**Provided text:**
>>>>>

A Weak Spot Decades in the Making

The 2025 robbery exposed problems that had been documented long before the thieves struck.

A report from the Cour des Comptes, leaked only days earlier, noted major delays in modernizing the Louvre’s alarm and surveillance systems. In some wings, including the Galerie d’Apollon, cameras still covered barely a third of the rooms.

The Louvre’s budget, about €323 million a year, looks enormous from the outside, yet only a small part goes to physical security.

Nearly two hundred posts in the surveillance staff have been eliminated in the past decade. Guards report being overstretched, with some monitoring multiple rooms at once.

On paper, the Louvre had alarms connected to the Interior Ministry’s RAMSES alert network, but these rely on human verification before intervention.

When the thieves broke the window, the system did trigger, yet the human response took too long. By the time the automatic escalation occurred, the men were already gone.

The pattern echoes what happened in 1976: a small crew exploiting maintenance access, minimal external surveillance, and a delayed reaction from inside. Nearly fifty years apart, the same chain of conditions produced the same result.

The Gallery That Keeps Getting Tested

The Galerie d’Apollon has seen more than royal ceremonies and museum crowds. It has burned, been rebuilt, looted during revolutions, and now breached twice in plain sight.

The same stretch of façade overlooking the Seine has become a kind of pressure point in the Louvre’s long history.

Both thefts left their mark: the sword of Charles X, missing since 1976, and the Crown Jewels taken in 2025, still unrecovered.

<<<<<

**Available data:**
>>>>>

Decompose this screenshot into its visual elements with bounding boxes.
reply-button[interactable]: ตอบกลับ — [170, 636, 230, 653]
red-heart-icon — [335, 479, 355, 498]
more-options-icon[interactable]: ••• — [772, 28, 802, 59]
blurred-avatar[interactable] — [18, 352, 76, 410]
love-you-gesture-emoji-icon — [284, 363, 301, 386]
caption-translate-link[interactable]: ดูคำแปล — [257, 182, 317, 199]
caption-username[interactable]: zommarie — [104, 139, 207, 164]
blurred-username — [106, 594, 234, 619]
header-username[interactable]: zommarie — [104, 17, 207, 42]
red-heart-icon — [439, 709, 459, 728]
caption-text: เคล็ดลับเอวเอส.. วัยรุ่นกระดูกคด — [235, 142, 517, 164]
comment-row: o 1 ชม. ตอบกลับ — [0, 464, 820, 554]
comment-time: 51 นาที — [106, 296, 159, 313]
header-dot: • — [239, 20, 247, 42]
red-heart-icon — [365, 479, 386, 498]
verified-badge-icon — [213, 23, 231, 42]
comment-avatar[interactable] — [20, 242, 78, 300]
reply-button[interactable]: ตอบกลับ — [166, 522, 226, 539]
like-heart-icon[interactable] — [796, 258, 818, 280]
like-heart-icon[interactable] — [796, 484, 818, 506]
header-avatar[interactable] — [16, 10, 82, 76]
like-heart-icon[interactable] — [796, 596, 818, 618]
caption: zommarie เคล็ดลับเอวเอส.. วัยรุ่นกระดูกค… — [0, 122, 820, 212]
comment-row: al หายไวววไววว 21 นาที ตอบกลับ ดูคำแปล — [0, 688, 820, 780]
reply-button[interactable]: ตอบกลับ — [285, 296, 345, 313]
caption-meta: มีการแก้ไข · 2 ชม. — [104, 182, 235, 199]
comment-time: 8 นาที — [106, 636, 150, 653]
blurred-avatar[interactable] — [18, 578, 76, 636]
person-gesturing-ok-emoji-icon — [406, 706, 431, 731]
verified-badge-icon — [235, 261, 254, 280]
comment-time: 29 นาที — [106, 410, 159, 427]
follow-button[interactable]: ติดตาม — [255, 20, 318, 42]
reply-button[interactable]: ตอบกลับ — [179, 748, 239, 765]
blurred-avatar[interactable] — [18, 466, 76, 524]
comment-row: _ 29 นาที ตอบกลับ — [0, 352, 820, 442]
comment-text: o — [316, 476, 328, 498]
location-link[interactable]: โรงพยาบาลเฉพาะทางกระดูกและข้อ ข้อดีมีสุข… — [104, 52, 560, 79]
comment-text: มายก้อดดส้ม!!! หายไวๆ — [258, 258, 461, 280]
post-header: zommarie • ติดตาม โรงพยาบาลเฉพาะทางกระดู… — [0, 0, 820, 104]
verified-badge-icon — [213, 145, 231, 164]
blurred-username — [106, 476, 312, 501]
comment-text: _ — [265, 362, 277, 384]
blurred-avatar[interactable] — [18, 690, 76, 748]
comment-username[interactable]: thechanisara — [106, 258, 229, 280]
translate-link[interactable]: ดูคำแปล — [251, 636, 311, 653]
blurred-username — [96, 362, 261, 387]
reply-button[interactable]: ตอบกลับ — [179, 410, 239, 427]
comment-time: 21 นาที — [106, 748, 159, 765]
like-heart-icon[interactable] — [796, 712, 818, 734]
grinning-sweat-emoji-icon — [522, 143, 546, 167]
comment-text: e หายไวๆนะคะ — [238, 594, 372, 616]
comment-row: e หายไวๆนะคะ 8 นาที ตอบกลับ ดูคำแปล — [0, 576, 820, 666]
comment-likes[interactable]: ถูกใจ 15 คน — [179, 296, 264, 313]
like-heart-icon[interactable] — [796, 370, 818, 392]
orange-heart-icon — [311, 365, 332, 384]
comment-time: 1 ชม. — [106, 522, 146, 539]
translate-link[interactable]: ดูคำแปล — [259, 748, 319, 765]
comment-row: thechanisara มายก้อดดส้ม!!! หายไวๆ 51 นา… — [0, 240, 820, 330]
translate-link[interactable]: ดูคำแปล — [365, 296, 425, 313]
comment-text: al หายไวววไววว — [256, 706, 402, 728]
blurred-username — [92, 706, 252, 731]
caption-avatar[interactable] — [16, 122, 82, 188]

<<<<<

**Exercises to complete:**
**1)** Do the following statements agree with the text on the Louvre robbery? Answer yes or no for each and quote the words of the text that decide it.
(a) The Louvre's yearly budget is about €323 million.
(b) In the Galerie d'Apollon, cameras covered about half of the rooms.
(c) The alarm system failed to trigger when the thieves broke the window.
**2)** In the records, take the lines from the first one through the line containing "blurred-avatar[interactable] — [18, 352, 76, 410]", inclusive. Replace "bounding boxes" with "box coordinates" in them, keep everything else the same, and return only those lines.

**Written answers:**
**1)**
(a) Yes: "The Louvre’s budget, about €323 million a year"
(b) No: "cameras still covered barely a third of the rooms"
(c) No: "the system did trigger, yet the human response took too long"

**2)**
Decompose this screenshot into its visual elements with box coordinates.
reply-button[interactable]: ตอบกลับ — [170, 636, 230, 653]
red-heart-icon — [335, 479, 355, 498]
more-options-icon[interactable]: ••• — [772, 28, 802, 59]
blurred-avatar[interactable] — [18, 352, 76, 410]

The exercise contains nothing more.